Stored data:

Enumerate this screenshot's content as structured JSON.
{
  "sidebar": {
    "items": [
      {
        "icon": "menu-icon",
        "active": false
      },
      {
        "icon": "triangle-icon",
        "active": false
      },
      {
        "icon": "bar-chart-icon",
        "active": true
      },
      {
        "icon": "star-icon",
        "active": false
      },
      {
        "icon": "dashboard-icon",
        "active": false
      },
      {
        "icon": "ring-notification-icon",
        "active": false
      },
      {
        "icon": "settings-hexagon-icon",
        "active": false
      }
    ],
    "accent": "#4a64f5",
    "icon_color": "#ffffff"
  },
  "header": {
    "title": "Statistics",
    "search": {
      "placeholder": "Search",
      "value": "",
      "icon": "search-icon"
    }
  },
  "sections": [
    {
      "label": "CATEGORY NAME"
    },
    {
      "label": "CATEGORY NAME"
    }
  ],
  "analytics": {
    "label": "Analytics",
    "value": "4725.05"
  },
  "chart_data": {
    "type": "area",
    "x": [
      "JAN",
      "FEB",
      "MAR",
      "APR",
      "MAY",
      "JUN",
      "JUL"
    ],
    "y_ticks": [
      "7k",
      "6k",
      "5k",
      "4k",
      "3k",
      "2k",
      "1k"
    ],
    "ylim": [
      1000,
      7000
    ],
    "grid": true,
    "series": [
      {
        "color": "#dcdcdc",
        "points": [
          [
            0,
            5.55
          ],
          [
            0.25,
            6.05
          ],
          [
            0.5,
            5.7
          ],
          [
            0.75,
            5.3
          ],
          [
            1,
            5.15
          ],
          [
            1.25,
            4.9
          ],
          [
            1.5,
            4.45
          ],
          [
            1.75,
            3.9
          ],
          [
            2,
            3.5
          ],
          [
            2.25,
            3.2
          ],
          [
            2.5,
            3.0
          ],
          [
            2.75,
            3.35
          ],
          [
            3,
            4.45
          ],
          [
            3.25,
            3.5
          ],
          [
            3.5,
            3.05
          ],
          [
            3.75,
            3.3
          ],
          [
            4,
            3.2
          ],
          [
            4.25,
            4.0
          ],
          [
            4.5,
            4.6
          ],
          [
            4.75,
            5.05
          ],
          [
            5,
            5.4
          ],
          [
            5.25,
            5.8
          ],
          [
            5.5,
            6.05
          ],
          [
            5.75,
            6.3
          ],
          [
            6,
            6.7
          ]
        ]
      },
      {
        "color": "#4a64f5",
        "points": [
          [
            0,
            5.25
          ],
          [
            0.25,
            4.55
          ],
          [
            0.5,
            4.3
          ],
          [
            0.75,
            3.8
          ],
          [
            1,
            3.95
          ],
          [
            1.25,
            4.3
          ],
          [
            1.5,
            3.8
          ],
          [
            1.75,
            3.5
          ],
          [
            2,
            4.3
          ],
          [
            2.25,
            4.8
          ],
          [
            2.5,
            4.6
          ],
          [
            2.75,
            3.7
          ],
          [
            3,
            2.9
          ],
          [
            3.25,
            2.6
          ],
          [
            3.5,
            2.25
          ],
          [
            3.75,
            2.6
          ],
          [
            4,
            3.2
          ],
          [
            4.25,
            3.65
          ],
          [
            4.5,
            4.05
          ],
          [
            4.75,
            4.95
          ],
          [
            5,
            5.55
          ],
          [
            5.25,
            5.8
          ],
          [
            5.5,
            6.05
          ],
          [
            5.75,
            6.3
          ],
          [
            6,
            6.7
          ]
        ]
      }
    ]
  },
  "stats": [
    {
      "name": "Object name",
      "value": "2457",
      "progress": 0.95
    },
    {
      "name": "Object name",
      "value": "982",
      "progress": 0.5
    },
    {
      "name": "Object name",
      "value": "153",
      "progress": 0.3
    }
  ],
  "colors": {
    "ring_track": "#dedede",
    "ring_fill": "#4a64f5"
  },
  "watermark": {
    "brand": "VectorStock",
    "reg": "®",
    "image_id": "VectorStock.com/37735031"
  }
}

*WORK TO BE COMPLETED*
Return every line exactly.

*TASK RESPONSE*
Enumerate this screenshot's content as structured JSON.
{
  "sidebar": {
    "items": [
      {
        "icon": "menu-icon",
        "active": false
      },
      {
        "icon": "triangle-icon",
        "active": false
      },
      {
        "icon": "bar-chart-icon",
        "active": true
      },
      {
        "icon": "star-icon",
        "active": false
      },
      {
        "icon": "dashboard-icon",
        "active": false
      },
      {
        "icon": "ring-notification-icon",
        "active": false
      },
      {
        "icon": "settings-hexagon-icon",
        "active": false
      }
    ],
    "accent": "#4a64f5",
    "icon_color": "#ffffff"
  },
  "header": {
    "title": "Statistics",
    "search": {
      "placeholder": "Search",
      "value": "",
      "icon": "search-icon"
    }
  },
  "sections": [
    {
      "label": "CATEGORY NAME"
    },
    {
      "label": "CATEGORY NAME"
    }
  ],
  "analytics": {
    "label": "Analytics",
    "value": "4725.05"
  },
  "chart_data": {
    "type": "area",
    "x": [
      "JAN",
      "FEB",
      "MAR",
      "APR",
      "MAY",
      "JUN",
      "JUL"
    ],
    "y_ticks": [
      "7k",
      "6k",
      "5k",
      "4k",
      "3k",
      "2k",
      "1k"
    ],
    "ylim": [
      1000,
      7000
    ],
    "grid": true,
    "series": [
      {
        "color": "#dcdcdc",
        "points": [
          [
            0,
            5.55
          ],
          [
            0.25,
            6.05
          ],
          [
            0.5,
            5.7
          ],
          [
            0.75,
            5.3
          ],
          [
            1,
            5.15
          ],
          [
            1.25,
            4.9
          ],
          [
            1.5,
            4.45
          ],
          [
            1.75,
            3.9
          ],
          [
            2,
            3.5
          ],
          [
            2.25,
            3.2
          ],
          [
            2.5,
            3.0
          ],
          [
            2.75,
            3.35
          ],
          [
            3,
            4.45
          ],
          [
            3.25,
            3.5
          ],
          [
            3.5,
            3.05
          ],
          [
            3.75,
            3.3
          ],
          [
            4,
            3.2
          ],
          [
            4.25,
            4.0
          ],
          [
            4.5,
            4.6
          ],
          [
            4.75,
            5.05
          ],
          [
            5,
            5.4
          ],
          [
            5.25,
            5.8
          ],
          [
            5.5,
            6.05
          ],
          [
            5.75,
            6.3
          ],
          [
            6,
            6.7
          ]
        ]
      },
      {
        "color": "#4a64f5",
        "points": [
          [
            0,
            5.25
          ],
          [
            0.25,
            4.55
          ],
          [
            0.5,
            4.3
          ],
          [
            0.75,
            3.8
          ],
          [
            1,
            3.95
          ],
          [
            1.25,
            4.3
          ],
          [
            1.5,
            3.8
          ],
          [
            1.75,
            3.5
          ],
          [
            2,
            4.3
          ],
          [
            2.25,
            4.8
          ],
          [
            2.5,
            4.6
          ],
          [
            2.75,
            3.7
          ],
          [
            3,
            2.9
          ],
          [
            3.25,
            2.6
          ],
          [
            3.5,
            2.25
          ],
          [
            3.75,
            2.6
          ],
          [
            4,
            3.2
          ],
          [
            4.25,
            3.65
          ],
          [
            4.5,
            4.05
          ],
          [
            4.75,
            4.95
          ],
          [
            5,
            5.55
          ],
          [
            5.25,
            5.8
          ],
          [
            5.5,
            6.05
          ],
          [
            5.75,
            6.3
          ],
          [
            6,
            6.7
          ]
        ]
      }
    ]
  },
  "stats": [
    {
      "name": "Object name",
      "value": "2457",
      "progress": 0.95
    },
    {
      "name": "Object name",
      "value": "982",
      "progress": 0.5
    },
    {
      "name": "Object name",
      "value": "153",
      "progress": 0.3
    }
  ],
  "colors": {
    "ring_track": "#dedede",
    "ring_fill": "#4a64f5"
  },
  "watermark": {
    "brand": "VectorStock",
    "reg": "®",
    "image_id": "VectorStock.com/37735031"
  }
}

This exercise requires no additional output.